◆ Passage given:
#####
Posted by: gb | February 22, 2006 10:28 AM

I have to agree with gb -- you buy a VW, you're asking for it. They're notorious for devising ways to charge you $500-$1000 for whatever minor problem affects your car. I used to own an Audi; but never again -- it was a complete money pit. Fun to drive, but every time something went wrong, it was a minimum of a grand at the dealer.

Moreover, Beetles are not known at all for their reliability -- unless it's for the lack of it. I'm blown away more people don't read Consumer Reports before buying cars.

Posted by: Dave | February 22, 2006 11:28 AM

Warnings exist in the owner manuals because lawyers and the ethos of victimhood exist in the real world. People will sue for anything nowadays so all companies have beefed up the warnings and warning labels on their products. People are stupid and want someone else to pay for their stupidity.

Posted by: Stick | February 22, 2006 11:38 AM

I think the underlying problem is that automobiles are designed by automotive engineers rather than mechanics.
All designs should be submitted to working mechanics before approval for production is given. And I mean "mechanics." The cutesy designation of "technicians" is just that.

O Smith, Spring, Texas

Posted by: O Smith | February 22, 2006 12:11 PM

Hey, don't bash the PT Cruiser! I changed the tail light bulb on my 2001 with a screwdriver in 5 minutes. No need for special tools or a trip to the dealer.

Posted by: Paul | February 22, 2006 1:37 PM

They make things difficult to replace because they don't want you or some shade tree mechanic doing the work. Otherwise, if it is screwed up, then they'll get sued. Also it's their way of compensating the dealer for cars lasting like 12 years and 150,00 miles, they get more service time on them.

Posted by: Stick | February 22, 2006 1:56 PM

Well that certainly warns me off the beetle. I think the first two posts here are way too harsh. I would expect that changing a simple bulb in a vehicle would be reasonably easy. It has been easy in all the vehicles I have owned. I mean I know that many cars are difficult to maintain, that changing the oil can be a pain etc. But the turn signal lights? That is really stupid design work. Now I will look at this feature much more closely. Thanks for the tip!

Posted by: cass | February 22, 2006 2:39 PM

Hey, I totally agree and I bought my cars for value, features, and now, safety. What's with the need to be changing so many light bulbs over the life time of cars? I change the bulbs myself or bring the bulbs to the dealer, who install them free for me. Here's my experience so far 1982 Toyota Corolla SR5 (1), 1992 Honda Accord (4), 2001 Volvo S60 (8).

Posted by: sl | February 22, 2006 2:54 PM

I'm a real do-it-yourself car guy.

I always buy the Factory Service Manual when I buy a new or used car. To Caroline's point, the typical Owner's Manual these days tells you very little about maintenance and repair other than to take it to your dealer.
#####
◆ Given data:
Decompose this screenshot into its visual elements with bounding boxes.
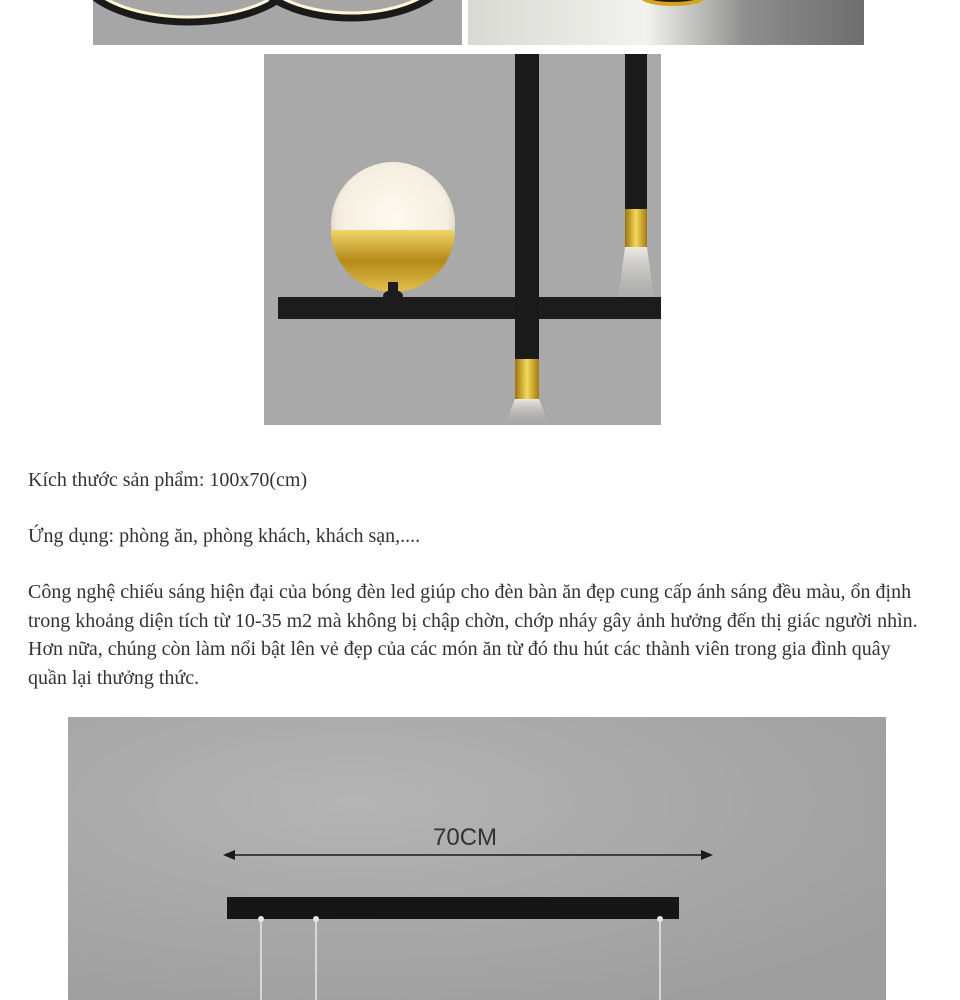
#####
◆ Tasks:
- 1) Rewrite the car repair comments starting at "Warnings exist in" and ending at "rather than mechanics.", swapping "lawyers" for "attorneys".
- 2) Continue the reader comments about car repairs from the point where they stop.

◆ Answers to the problems:
- 1)
Warnings exist in the owner manuals because attorneys and the ethos of victimhood exist in the real world. People will sue for anything nowadays so all companies have beefed up the warnings and warning labels on their products. People are stupid and want someone else to pay for their stupidity.

Posted by: Stick | February 22, 2006 11:38 AM

I think the underlying problem is that automobiles are designed by automotive engineers rather than mechanics.

- 2)
Granted, not everyone is interested in spending $75-$300 on a bunch of telephone book-sized instuction manuals, but I haven't had one yet that didn't save me more than the cost somewhere along the line of vehicle ownership. For example, other than knowing how to fix the little stuff yourself or to turn off that meaningless "maint" light, you can verify a shop's work estimates by reviewing exactly what they need to do to fix/replace a given something, and can use that knowledge to weed out BS about muffler bearings...

bc

Posted by: bc | February 22, 2006 3:07 PM

My theory is that the engineers who design these things never ever have to replace them.

Posted by: granderh@hitmail.com | February 22, 2006 7:48 PM

It's not Caroline's fault that she didn't know how involved changing a light bulb would be. I mean, how many people actually sit down with the maintenance manual before buying a car and look up that kind of thing?

We all make choices about what we want out of cars. I drove trusty old Volvo wagons for years, then I finally got tired of looking like a soccer mom (I'm a guy). Now I have a 1998 Volkswagen Golf GL and a 1984 Porsche 944. (And still a 1994 Volvo 940 wagon with 212,000 miles on it). Are my new toys Honda-reliable? Get real. Do I love to drive to work every morning now? Yep! I found a great independent mechanic in my neighborhood who specializes in German cars, bought a premium AAA membership, and I got a United Airlines Mileage Plus Visa card to pay for repairs. So I have a heck of a lot more fun driving, and I'm racking up points for a trip to Hawaii. Top that, Honda-nisti!

And by the way, in many cases modern cars burn out bulbs more frequently because of daytime running lights (DRL), which turn on at least the low-beam headlights and sometimes every exterior light on the car every time you turn on the key. You can often turn DRL off using procedures described in the owner's manual if you wish. Volvo is one that turns on every single light, even though only the headlights can realistically be seen during the day, so Volvos go through lots of bulbs every year.

Posted by: Scott | February 22, 2006 7:53 PM

Wasn't there a story a little while ago about Toyota SUV's that had made car parts so easy to replace that theives could easily take off the doors and sell them on the grey market? Certainly a downside to making parts easy to replace...

Posted by: Anon | February 22, 2006 8:13 PM

I have to say that it seems odd that any company should design a car that it's hard to change bulbs on. I have a 2001 Prius, and replacing bulbs is easy and detailed in the manual. As well, and despite the gee-whiz amount of technology, most everything a shade-tree mechanic would want to do on the gasoline engine is accessible and well-designed (if a bit crowded).

Seems to me that making the easy stuff difficult or impossible is blatently bad design (unless you are the dealer, in which case your profits double).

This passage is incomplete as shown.